**What the task asks**
Count every line in the following entries where the word "likes" appears. Give the count alone.

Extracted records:
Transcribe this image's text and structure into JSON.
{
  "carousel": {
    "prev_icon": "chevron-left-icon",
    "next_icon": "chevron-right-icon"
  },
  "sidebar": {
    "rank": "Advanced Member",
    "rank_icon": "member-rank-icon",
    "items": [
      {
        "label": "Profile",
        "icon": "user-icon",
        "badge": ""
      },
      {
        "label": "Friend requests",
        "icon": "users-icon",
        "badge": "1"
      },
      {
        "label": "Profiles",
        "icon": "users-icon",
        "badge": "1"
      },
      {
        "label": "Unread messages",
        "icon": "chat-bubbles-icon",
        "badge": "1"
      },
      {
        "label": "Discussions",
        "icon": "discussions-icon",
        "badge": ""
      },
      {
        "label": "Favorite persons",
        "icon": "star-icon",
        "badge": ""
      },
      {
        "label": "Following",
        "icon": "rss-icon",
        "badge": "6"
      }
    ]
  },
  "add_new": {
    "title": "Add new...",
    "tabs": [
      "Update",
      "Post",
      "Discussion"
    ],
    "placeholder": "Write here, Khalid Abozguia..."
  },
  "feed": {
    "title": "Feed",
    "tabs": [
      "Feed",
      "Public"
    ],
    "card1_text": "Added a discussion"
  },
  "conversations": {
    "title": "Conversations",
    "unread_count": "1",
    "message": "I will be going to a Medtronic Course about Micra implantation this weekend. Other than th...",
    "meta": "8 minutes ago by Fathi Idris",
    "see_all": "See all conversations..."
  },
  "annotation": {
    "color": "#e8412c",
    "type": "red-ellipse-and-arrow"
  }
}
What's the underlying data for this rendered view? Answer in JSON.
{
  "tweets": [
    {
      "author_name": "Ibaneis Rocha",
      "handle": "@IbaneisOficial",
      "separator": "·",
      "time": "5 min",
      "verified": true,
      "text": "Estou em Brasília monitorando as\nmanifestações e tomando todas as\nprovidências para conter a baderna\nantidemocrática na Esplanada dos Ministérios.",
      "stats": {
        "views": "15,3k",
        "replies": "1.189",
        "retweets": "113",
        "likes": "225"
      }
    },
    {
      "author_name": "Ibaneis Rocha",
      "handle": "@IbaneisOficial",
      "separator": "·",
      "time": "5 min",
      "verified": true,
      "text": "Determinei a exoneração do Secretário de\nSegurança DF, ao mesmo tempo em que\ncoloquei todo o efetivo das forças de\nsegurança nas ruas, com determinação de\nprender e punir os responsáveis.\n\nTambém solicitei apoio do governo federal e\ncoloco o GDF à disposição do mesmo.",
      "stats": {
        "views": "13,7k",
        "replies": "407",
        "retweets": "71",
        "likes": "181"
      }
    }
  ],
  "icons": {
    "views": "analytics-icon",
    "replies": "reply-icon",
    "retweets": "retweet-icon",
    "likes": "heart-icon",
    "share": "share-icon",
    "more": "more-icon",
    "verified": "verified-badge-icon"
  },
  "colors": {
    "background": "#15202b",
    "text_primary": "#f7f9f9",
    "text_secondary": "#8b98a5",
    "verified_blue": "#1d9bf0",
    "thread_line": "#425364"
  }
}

**The output**
3